**GIVEN INSTRUCTION 1:** Transcribe the records word for word, everything from the first line down to the line containing "panel-b-y-tick-label: 0 <box>196", with both of those lines included.

**QUOTED TEXT:**
ARTICLE IX. Applicable Law
--------------
9.1 This Agreement shall be construed and the provisions hereof interpreted
under and in accordance with the laws of the State of New York.
9.2 This Agreement shall be subject to the provisions of the 1933, 1934, and
1940 Acts, and the rules and regulations and rulings thereunder to the
extent applicable thereto, including such exemptions from those
statutes, rules and regulations as the SEC may grant (including, but not
limited to, the Shared Funding Exemptive Order) and the terms hereof
shall be interpreted and construed in accordance therewith.
ARTICLE X. Termination
-----------
10.1 This Agreement shall terminate:
(a) at the option of any party upon six (6) months advance
written notice to the other parties; provided, however such notice shall
not be given earlier than six (6) months following the date of this
Agreement; or
(b) at the option of the Company to the extent that shares of
Portfolios are not reasonably available to meet the requirements of the
Contracts as determined by the Company, provided, however, that such
termination shall apply only to the Portfolio(s) not reasonably
available. Prompt notice of the election to terminate for such cause
shall be furnished by the Company, said termination to be effective ten
(10) days after receipt of notice; or
(c) at the option of the Fund in the event that formal administrative
proceedings are instituted against the Company by the NASD, the SEC, the
insurance department, or any other regulatory body regarding the
Company's duties under this Agreement or related to the sale of the
Contracts, with respect to the operation of any Account, or the
<PAGE> 21
purchase of the Fund shares, provided, however, that the Fund determines
in its sole judgment exercised in good faith, that any such administrative
proceedings will have a material adverse effect upon the ability of the
Company to perform its obligations under this Agreement; or
(d) at the option of the Company in the event that formal
administrative proceedings are instituted against the Fund, the Adviser,
or Underwriter by the NASD, the SEC, or any state securities or
insurance department or any other regulatory body, provided, however,
that the Company determines in its sole judgment exercised in good
faith, that any such administrative proceedings will result in a loss of
1934 Act registration as a broker/dealer with the SEC or will have a
material adverse effect upon the ability of the Fund or Underwriter to
perform its obligations under this Agreement; or
(e) with respect to any Account, at the option of the Company or the
Fund, upon receipt of any necessary regulatory approval and/or the
requisite vote of the Contract owners sharing an interest in such
Account (or any sub-account) to substitute the shares of another
investment company for the corresponding Portfolio shares of the Fund in
accordance with the terms of the Contracts for which those Portfolio
shares had been selected to serve as the underlying investment media.
The Company will give 30 days' prior written notice to the Fund of the
date of any proposed vote to replace the Fund's shares; or
(f) at the option of the Company, in the event any of the Fund's
shares are not registered, issued or sold in accordance with applicable
state and/or federal law or such law precludes the use of such shares as
the underlying investment media of the Contracts issued or to be issued
by the Company; or
(g) at the option of the Company, if the Fund ceases to qualify as a
Regulated Investment Company under Subchapter M of the Code or under any
successor or similar provision, or if the Company reasonably believes
that the Fund may fail to so qualify; or
(h) at the option of the Company, if the Fund and the Adviser fail to
invest money from the Contracts in such a manner as to ensure that the
contracts will be treated as variable contracts under the Code and any
regulations thereunder; or
(i) by either the Company or the Fund upon a determination by a
majority of the Fund Board, or a majority of disinterested Fund Board
members, that an irreconcilable material conflict exists among the
interests of (1) all owners of variable contracts or (2) the interests
of the Participating Insurance Companies investing in the Fund; or
(j) at the option of the Fund, the Adviser, or the Underwriter, if (1)

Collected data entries

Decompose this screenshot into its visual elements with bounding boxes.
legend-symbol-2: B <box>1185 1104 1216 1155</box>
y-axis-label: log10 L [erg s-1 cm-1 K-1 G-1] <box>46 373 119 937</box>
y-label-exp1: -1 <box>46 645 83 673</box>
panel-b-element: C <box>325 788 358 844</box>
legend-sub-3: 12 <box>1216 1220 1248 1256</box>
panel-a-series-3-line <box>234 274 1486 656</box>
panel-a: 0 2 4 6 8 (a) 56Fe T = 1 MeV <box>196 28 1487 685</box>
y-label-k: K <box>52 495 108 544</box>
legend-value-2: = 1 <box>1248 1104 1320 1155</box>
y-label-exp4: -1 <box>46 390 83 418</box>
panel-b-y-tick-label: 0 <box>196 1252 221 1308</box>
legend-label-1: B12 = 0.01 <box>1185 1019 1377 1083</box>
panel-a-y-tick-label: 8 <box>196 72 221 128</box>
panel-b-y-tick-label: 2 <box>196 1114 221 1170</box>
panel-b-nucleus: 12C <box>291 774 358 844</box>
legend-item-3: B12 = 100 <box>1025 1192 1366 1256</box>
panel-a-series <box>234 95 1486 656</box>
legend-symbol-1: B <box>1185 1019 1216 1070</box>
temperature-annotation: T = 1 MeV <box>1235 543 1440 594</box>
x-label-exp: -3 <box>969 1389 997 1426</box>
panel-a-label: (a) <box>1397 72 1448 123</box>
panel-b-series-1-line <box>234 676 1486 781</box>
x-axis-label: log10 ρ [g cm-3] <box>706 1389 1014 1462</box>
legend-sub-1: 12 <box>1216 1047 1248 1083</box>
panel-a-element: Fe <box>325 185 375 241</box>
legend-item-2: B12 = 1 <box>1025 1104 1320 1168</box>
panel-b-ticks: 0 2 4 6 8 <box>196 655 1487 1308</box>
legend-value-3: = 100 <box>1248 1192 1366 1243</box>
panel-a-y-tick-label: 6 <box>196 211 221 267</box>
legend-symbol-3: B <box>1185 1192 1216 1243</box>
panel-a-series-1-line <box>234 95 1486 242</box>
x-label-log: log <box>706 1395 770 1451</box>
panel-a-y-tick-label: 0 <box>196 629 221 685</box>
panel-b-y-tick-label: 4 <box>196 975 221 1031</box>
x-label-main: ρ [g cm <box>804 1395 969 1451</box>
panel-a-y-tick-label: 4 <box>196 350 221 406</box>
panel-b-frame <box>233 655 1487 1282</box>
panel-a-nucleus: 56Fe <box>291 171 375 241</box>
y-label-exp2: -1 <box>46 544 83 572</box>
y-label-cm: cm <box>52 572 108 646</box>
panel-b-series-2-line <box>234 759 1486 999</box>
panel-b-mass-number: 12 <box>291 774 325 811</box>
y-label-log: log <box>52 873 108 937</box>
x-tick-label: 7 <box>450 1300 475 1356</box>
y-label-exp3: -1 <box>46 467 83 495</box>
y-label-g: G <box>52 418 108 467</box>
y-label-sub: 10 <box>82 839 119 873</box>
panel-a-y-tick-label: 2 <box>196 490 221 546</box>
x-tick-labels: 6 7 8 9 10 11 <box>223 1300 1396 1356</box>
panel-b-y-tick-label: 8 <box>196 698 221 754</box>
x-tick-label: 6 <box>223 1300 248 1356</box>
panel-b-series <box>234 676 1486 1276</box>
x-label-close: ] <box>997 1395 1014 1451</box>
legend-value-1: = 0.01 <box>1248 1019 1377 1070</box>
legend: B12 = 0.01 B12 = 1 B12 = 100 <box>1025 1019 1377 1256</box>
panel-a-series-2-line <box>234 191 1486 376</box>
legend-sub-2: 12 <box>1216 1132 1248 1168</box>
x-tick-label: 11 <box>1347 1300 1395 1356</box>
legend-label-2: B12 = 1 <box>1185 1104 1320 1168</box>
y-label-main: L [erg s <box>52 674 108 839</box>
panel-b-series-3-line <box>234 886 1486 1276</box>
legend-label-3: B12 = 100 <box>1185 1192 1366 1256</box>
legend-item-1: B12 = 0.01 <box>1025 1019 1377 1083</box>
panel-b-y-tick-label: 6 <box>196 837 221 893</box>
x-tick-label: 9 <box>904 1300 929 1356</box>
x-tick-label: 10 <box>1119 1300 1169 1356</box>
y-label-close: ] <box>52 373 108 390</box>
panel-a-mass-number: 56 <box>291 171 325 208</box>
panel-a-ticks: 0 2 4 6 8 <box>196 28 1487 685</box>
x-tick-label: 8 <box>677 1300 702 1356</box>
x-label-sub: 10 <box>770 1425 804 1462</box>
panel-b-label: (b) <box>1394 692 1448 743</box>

**GIVEN INSTRUCTION 2:**
Answer these questions about the agreement excerpt:
(a) The laws of which state govern how the Agreement is construed?
(b) Under 10.1(a), how much advance written notice must a party give to terminate the Agreement?
(c) How many days' prior written notice will the Company give the Fund of the date of a proposed vote to replace the Fund's shares?

**EXERCISE RESULT 1:**
Decompose this screenshot into its visual elements with bounding boxes.
legend-symbol-2: B <box>1185 1104 1216 1155</box>
y-axis-label: log10 L [erg s-1 cm-1 K-1 G-1] <box>46 373 119 937</box>
y-label-exp1: -1 <box>46 645 83 673</box>
panel-b-element: C <box>325 788 358 844</box>
legend-sub-3: 12 <box>1216 1220 1248 1256</box>
panel-a-series-3-line <box>234 274 1486 656</box>
panel-a: 0 2 4 6 8 (a) 56Fe T = 1 MeV <box>196 28 1487 685</box>
y-label-k: K <box>52 495 108 544</box>
legend-value-2: = 1 <box>1248 1104 1320 1155</box>
y-label-exp4: -1 <box>46 390 83 418</box>
panel-b-y-tick-label: 0 <box>196 1252 221 1308</box>

**EXERCISE RESULT 2:**
(a) New York
(b) Six (6) months
(c) 30 days